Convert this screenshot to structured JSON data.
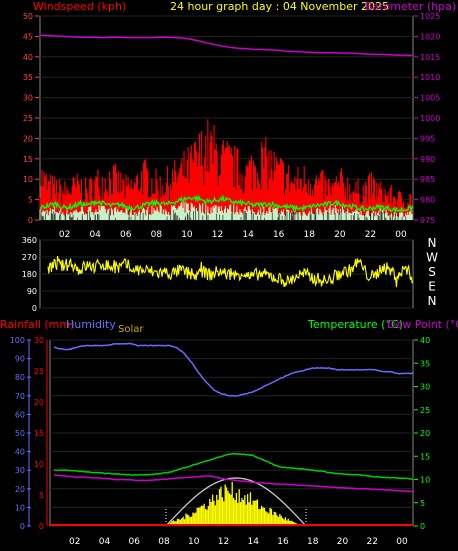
{
  "header": {
    "wind_title": "Windspeed (kph)",
    "center_title": "24 hour graph day : 04 November 2025",
    "baro_title": "Barometer (hpa)"
  },
  "colors": {
    "wind_gust": "#ff0000",
    "wind_avg": "#00ff00",
    "wind_floor": "#c8f0c8",
    "barometer": "#cc00cc",
    "direction": "#ffff00",
    "humidity": "#6a6aff",
    "temperature": "#00cc00",
    "dewpoint": "#cc00cc",
    "solar": "#ffff00",
    "solar_curve": "#c8c8c8",
    "rain": "#ff0000",
    "axis_left": "#ff4040",
    "axis_right_top": "#cc00cc",
    "axis_right_bottom": "#00ff00",
    "tick_x": "#ffff00"
  },
  "x_labels": [
    "02",
    "04",
    "06",
    "08",
    "10",
    "12",
    "14",
    "16",
    "18",
    "20",
    "22",
    "00"
  ],
  "chart_data": [
    {
      "type": "area",
      "id": "wind",
      "title": "Windspeed (kph)",
      "y_ticks": [
        0,
        5,
        10,
        15,
        20,
        25,
        30,
        35,
        40,
        45,
        50
      ],
      "ylim": [
        0,
        50
      ],
      "series": [
        {
          "name": "gust_peaks",
          "values": [
            16,
            12,
            11,
            10,
            11,
            12,
            10,
            13,
            14,
            15,
            13,
            11,
            12,
            16,
            14,
            12,
            13,
            15,
            17,
            19,
            22,
            26,
            24,
            21,
            20,
            18,
            16,
            19,
            21,
            20,
            17,
            16,
            13,
            14,
            15,
            13,
            12,
            11,
            13,
            12,
            10,
            11,
            12,
            10,
            9,
            8,
            7,
            8
          ]
        },
        {
          "name": "average",
          "values": [
            3,
            3.5,
            4,
            3,
            3.2,
            4,
            3.6,
            4.5,
            4,
            3.5,
            3.8,
            3.2,
            3,
            3.5,
            4,
            4.2,
            3.8,
            4.5,
            5,
            5.5,
            5.2,
            4.5,
            4.8,
            5.2,
            4.6,
            4.2,
            4,
            3.6,
            3.8,
            4,
            3.5,
            3.2,
            3,
            2.8,
            3.2,
            3.6,
            3.8,
            4.2,
            4,
            3.4,
            3,
            2.6,
            3,
            3.2,
            2.8,
            2.4,
            2.6,
            3
          ]
        }
      ]
    },
    {
      "type": "line",
      "id": "barometer",
      "title": "Barometer (hpa)",
      "y_ticks": [
        975,
        980,
        985,
        990,
        995,
        1000,
        1005,
        1010,
        1015,
        1020,
        1025
      ],
      "ylim": [
        975,
        1025
      ],
      "values": [
        1020.3,
        1020.2,
        1020.1,
        1020.0,
        1019.9,
        1019.8,
        1019.8,
        1019.8,
        1019.7,
        1019.8,
        1019.8,
        1019.7,
        1019.7,
        1019.7,
        1019.7,
        1019.8,
        1019.8,
        1019.7,
        1019.6,
        1019.3,
        1018.9,
        1018.4,
        1018.0,
        1017.6,
        1017.3,
        1017.1,
        1017.0,
        1016.8,
        1016.8,
        1016.7,
        1016.6,
        1016.4,
        1016.3,
        1016.2,
        1016.1,
        1016.0,
        1016.0,
        1016.0,
        1015.9,
        1015.9,
        1015.8,
        1015.7,
        1015.6,
        1015.6,
        1015.5,
        1015.4,
        1015.4,
        1015.3
      ]
    },
    {
      "type": "line",
      "id": "direction",
      "y_ticks": [
        0,
        90,
        180,
        270,
        360
      ],
      "ylim": [
        0,
        360
      ],
      "compass": [
        "N",
        "W",
        "S",
        "E",
        "N"
      ],
      "values": [
        210,
        230,
        220,
        240,
        200,
        225,
        215,
        235,
        220,
        210,
        230,
        205,
        200,
        195,
        185,
        190,
        180,
        200,
        185,
        170,
        190,
        175,
        195,
        180,
        170,
        190,
        160,
        180,
        175,
        165,
        150,
        140,
        170,
        180,
        160,
        150,
        140,
        170,
        190,
        200,
        250,
        180,
        160,
        220,
        200,
        170,
        210,
        160
      ]
    },
    {
      "type": "line",
      "id": "humidity",
      "y_ticks": [
        0,
        10,
        20,
        30,
        40,
        50,
        60,
        70,
        80,
        90,
        100
      ],
      "ylim": [
        0,
        100
      ],
      "series_label": "Humidity",
      "values": [
        96,
        95,
        95,
        96,
        97,
        97,
        97,
        97,
        98,
        98,
        98,
        97,
        97,
        97,
        97,
        97,
        96,
        93,
        88,
        82,
        77,
        73,
        71,
        70,
        70,
        71,
        72,
        74,
        76,
        78,
        80,
        82,
        83,
        84,
        85,
        85,
        85,
        84,
        84,
        84,
        84,
        84,
        84,
        83,
        83,
        82,
        82,
        82
      ]
    },
    {
      "type": "line",
      "id": "temperature",
      "y_ticks": [
        0,
        5,
        10,
        15,
        20,
        25,
        30,
        35,
        40
      ],
      "ylim": [
        0,
        40
      ],
      "series_label": "Temperature (°C)",
      "values": [
        12.0,
        12.0,
        12.0,
        11.8,
        11.7,
        11.5,
        11.4,
        11.3,
        11.2,
        11.1,
        11.0,
        11.0,
        11.0,
        11.1,
        11.3,
        11.5,
        12.0,
        12.5,
        13.0,
        13.5,
        14.0,
        14.5,
        15.0,
        15.5,
        15.5,
        15.4,
        15.2,
        14.5,
        13.8,
        13.0,
        12.6,
        12.5,
        12.3,
        12.2,
        12.0,
        11.8,
        11.5,
        11.3,
        11.2,
        11.0,
        11.0,
        10.8,
        10.6,
        10.5,
        10.4,
        10.3,
        10.2,
        10.1
      ]
    },
    {
      "type": "line",
      "id": "dewpoint",
      "y_ticks": [
        0,
        5,
        10,
        15,
        20,
        25,
        30,
        35,
        40
      ],
      "ylim": [
        0,
        40
      ],
      "series_label": "Dew Point (°C)",
      "values": [
        11.0,
        10.8,
        10.7,
        10.5,
        10.5,
        10.4,
        10.3,
        10.2,
        10.0,
        10.0,
        9.9,
        9.8,
        9.8,
        9.9,
        10.0,
        10.1,
        10.3,
        10.4,
        10.5,
        10.6,
        10.8,
        10.6,
        10.2,
        10.0,
        9.8,
        9.6,
        9.4,
        9.3,
        9.2,
        9.0,
        9.0,
        8.9,
        8.8,
        8.7,
        8.6,
        8.5,
        8.4,
        8.3,
        8.2,
        8.1,
        8.0,
        8.0,
        7.9,
        7.8,
        7.7,
        7.6,
        7.5,
        7.4
      ]
    },
    {
      "type": "area",
      "id": "solar",
      "series_label": "Solar",
      "values": [
        0,
        0,
        0,
        0,
        0,
        0,
        0,
        0,
        0,
        0,
        0,
        0,
        0,
        0,
        0,
        0.05,
        0.12,
        0.2,
        0.3,
        0.45,
        0.55,
        0.7,
        0.85,
        0.95,
        0.9,
        0.8,
        0.7,
        0.55,
        0.45,
        0.35,
        0.25,
        0.15,
        0.05,
        0,
        0,
        0,
        0,
        0,
        0,
        0,
        0,
        0,
        0,
        0,
        0,
        0,
        0,
        0
      ]
    },
    {
      "type": "line",
      "id": "rainfall",
      "y_ticks": [
        0,
        5,
        10,
        15,
        20,
        25,
        30
      ],
      "ylim": [
        0,
        30
      ],
      "series_label": "Rainfall (mm)",
      "values": [
        0.3,
        0.3,
        0.3,
        0.3
      ]
    }
  ],
  "bottom": {
    "rain_label": "Rainfall (mm)",
    "humidity_label": "Humidity",
    "solar_label": "Solar",
    "temp_label": "Temperature (°C)",
    "dew_label": "Dew Point (°C)"
  }
}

------------------------------------------------------------

## REQUIRED WORK
Leave out the pictures and return every record word for word.

## ANSWER TO THE PROBLEM
Convert this screenshot to structured JSON data.
{
  "header": {
    "wind_title": "Windspeed (kph)",
    "center_title": "24 hour graph day : 04 November 2025",
    "baro_title": "Barometer (hpa)"
  },
  "colors": {
    "wind_gust": "#ff0000",
    "wind_avg": "#00ff00",
    "wind_floor": "#c8f0c8",
    "barometer": "#cc00cc",
    "direction": "#ffff00",
    "humidity": "#6a6aff",
    "temperature": "#00cc00",
    "dewpoint": "#cc00cc",
    "solar": "#ffff00",
    "solar_curve": "#c8c8c8",
    "rain": "#ff0000",
    "axis_left": "#ff4040",
    "axis_right_top": "#cc00cc",
    "axis_right_bottom": "#00ff00",
    "tick_x": "#ffff00"
  },
  "x_labels": [
    "02",
    "04",
    "06",
    "08",
    "10",
    "12",
    "14",
    "16",
    "18",
    "20",
    "22",
    "00"
  ],
  "chart_data": [
    {
      "type": "area",
      "id": "wind",
      "title": "Windspeed (kph)",
      "y_ticks": [
        0,
        5,
        10,
        15,
        20,
        25,
        30,
        35,
        40,
        45,
        50
      ],
      "ylim": [
        0,
        50
      ],
      "series": [
        {
          "name": "gust_peaks",
          "values": [
            16,
            12,
            11,
            10,
            11,
            12,
            10,
            13,
            14,
            15,
            13,
            11,
            12,
            16,
            14,
            12,
            13,
            15,
            17,
            19,
            22,
            26,
            24,
            21,
            20,
            18,
            16,
            19,
            21,
            20,
            17,
            16,
            13,
            14,
            15,
            13,
            12,
            11,
            13,
            12,
            10,
            11,
            12,
            10,
            9,
            8,
            7,
            8
          ]
        },
        {
          "name": "average",
          "values": [
            3,
            3.5,
            4,
            3,
            3.2,
            4,
            3.6,
            4.5,
            4,
            3.5,
            3.8,
            3.2,
            3,
            3.5,
            4,
            4.2,
            3.8,
            4.5,
            5,
            5.5,
            5.2,
            4.5,
            4.8,
            5.2,
            4.6,
            4.2,
            4,
            3.6,
            3.8,
            4,
            3.5,
            3.2,
            3,
            2.8,
            3.2,
            3.6,
            3.8,
            4.2,
            4,
            3.4,
            3,
            2.6,
            3,
            3.2,
            2.8,
            2.4,
            2.6,
            3
          ]
        }
      ]
    },
    {
      "type": "line",
      "id": "barometer",
      "title": "Barometer (hpa)",
      "y_ticks": [
        975,
        980,
        985,
        990,
        995,
        1000,
        1005,
        1010,
        1015,
        1020,
        1025
      ],
      "ylim": [
        975,
        1025
      ],
      "values": [
        1020.3,
        1020.2,
        1020.1,
        1020.0,
        1019.9,
        1019.8,
        1019.8,
        1019.8,
        1019.7,
        1019.8,
        1019.8,
        1019.7,
        1019.7,
        1019.7,
        1019.7,
        1019.8,
        1019.8,
        1019.7,
        1019.6,
        1019.3,
        1018.9,
        1018.4,
        1018.0,
        1017.6,
        1017.3,
        1017.1,
        1017.0,
        1016.8,
        1016.8,
        1016.7,
        1016.6,
        1016.4,
        1016.3,
        1016.2,
        1016.1,
        1016.0,
        1016.0,
        1016.0,
        1015.9,
        1015.9,
        1015.8,
        1015.7,
        1015.6,
        1015.6,
        1015.5,
        1015.4,
        1015.4,
        1015.3
      ]
    },
    {
      "type": "line",
      "id": "direction",
      "y_ticks": [
        0,
        90,
        180,
        270,
        360
      ],
      "ylim": [
        0,
        360
      ],
      "compass": [
        "N",
        "W",
        "S",
        "E",
        "N"
      ],
      "values": [
        210,
        230,
        220,
        240,
        200,
        225,
        215,
        235,
        220,
        210,
        230,
        205,
        200,
        195,
        185,
        190,
        180,
        200,
        185,
        170,
        190,
        175,
        195,
        180,
        170,
        190,
        160,
        180,
        175,
        165,
        150,
        140,
        170,
        180,
        160,
        150,
        140,
        170,
        190,
        200,
        250,
        180,
        160,
        220,
        200,
        170,
        210,
        160
      ]
    },
    {
      "type": "line",
      "id": "humidity",
      "y_ticks": [
        0,
        10,
        20,
        30,
        40,
        50,
        60,
        70,
        80,
        90,
        100
      ],
      "ylim": [
        0,
        100
      ],
      "series_label": "Humidity",
      "values": [
        96,
        95,
        95,
        96,
        97,
        97,
        97,
        97,
        98,
        98,
        98,
        97,
        97,
        97,
        97,
        97,
        96,
        93,
        88,
        82,
        77,
        73,
        71,
        70,
        70,
        71,
        72,
        74,
        76,
        78,
        80,
        82,
        83,
        84,
        85,
        85,
        85,
        84,
        84,
        84,
        84,
        84,
        84,
        83,
        83,
        82,
        82,
        82
      ]
    },
    {
      "type": "line",
      "id": "temperature",
      "y_ticks": [
        0,
        5,
        10,
        15,
        20,
        25,
        30,
        35,
        40
      ],
      "ylim": [
        0,
        40
      ],
      "series_label": "Temperature (°C)",
      "values": [
        12.0,
        12.0,
        12.0,
        11.8,
        11.7,
        11.5,
        11.4,
        11.3,
        11.2,
        11.1,
        11.0,
        11.0,
        11.0,
        11.1,
        11.3,
        11.5,
        12.0,
        12.5,
        13.0,
        13.5,
        14.0,
        14.5,
        15.0,
        15.5,
        15.5,
        15.4,
        15.2,
        14.5,
        13.8,
        13.0,
        12.6,
        12.5,
        12.3,
        12.2,
        12.0,
        11.8,
        11.5,
        11.3,
        11.2,
        11.0,
        11.0,
        10.8,
        10.6,
        10.5,
        10.4,
        10.3,
        10.2,
        10.1
      ]
    },
    {
      "type": "line",
      "id": "dewpoint",
      "y_ticks": [
        0,
        5,
        10,
        15,
        20,
        25,
        30,
        35,
        40
      ],
      "ylim": [
        0,
        40
      ],
      "series_label": "Dew Point (°C)",
      "values": [
        11.0,
        10.8,
        10.7,
        10.5,
        10.5,
        10.4,
        10.3,
        10.2,
        10.0,
        10.0,
        9.9,
        9.8,
        9.8,
        9.9,
        10.0,
        10.1,
        10.3,
        10.4,
        10.5,
        10.6,
        10.8,
        10.6,
        10.2,
        10.0,
        9.8,
        9.6,
        9.4,
        9.3,
        9.2,
        9.0,
        9.0,
        8.9,
        8.8,
        8.7,
        8.6,
        8.5,
        8.4,
        8.3,
        8.2,
        8.1,
        8.0,
        8.0,
        7.9,
        7.8,
        7.7,
        7.6,
        7.5,
        7.4
      ]
    },
    {
      "type": "area",
      "id": "solar",
      "series_label": "Solar",
      "values": [
        0,
        0,
        0,
        0,
        0,
        0,
        0,
        0,
        0,
        0,
        0,
        0,
        0,
        0,
        0,
        0.05,
        0.12,
        0.2,
        0.3,
        0.45,
        0.55,
        0.7,
        0.85,
        0.95,
        0.9,
        0.8,
        0.7,
        0.55,
        0.45,
        0.35,
        0.25,
        0.15,
        0.05,
        0,
        0,
        0,
        0,
        0,
        0,
        0,
        0,
        0,
        0,
        0,
        0,
        0,
        0,
        0
      ]
    },
    {
      "type": "line",
      "id": "rainfall",
      "y_ticks": [
        0,
        5,
        10,
        15,
        20,
        25,
        30
      ],
      "ylim": [
        0,
        30
      ],
      "series_label": "Rainfall (mm)",
      "values": [
        0.3,
        0.3,
        0.3,
        0.3
      ]
    }
  ],
  "bottom": {
    "rain_label": "Rainfall (mm)",
    "humidity_label": "Humidity",
    "solar_label": "Solar",
    "temp_label": "Temperature (°C)",
    "dew_label": "Dew Point (°C)"
  }
}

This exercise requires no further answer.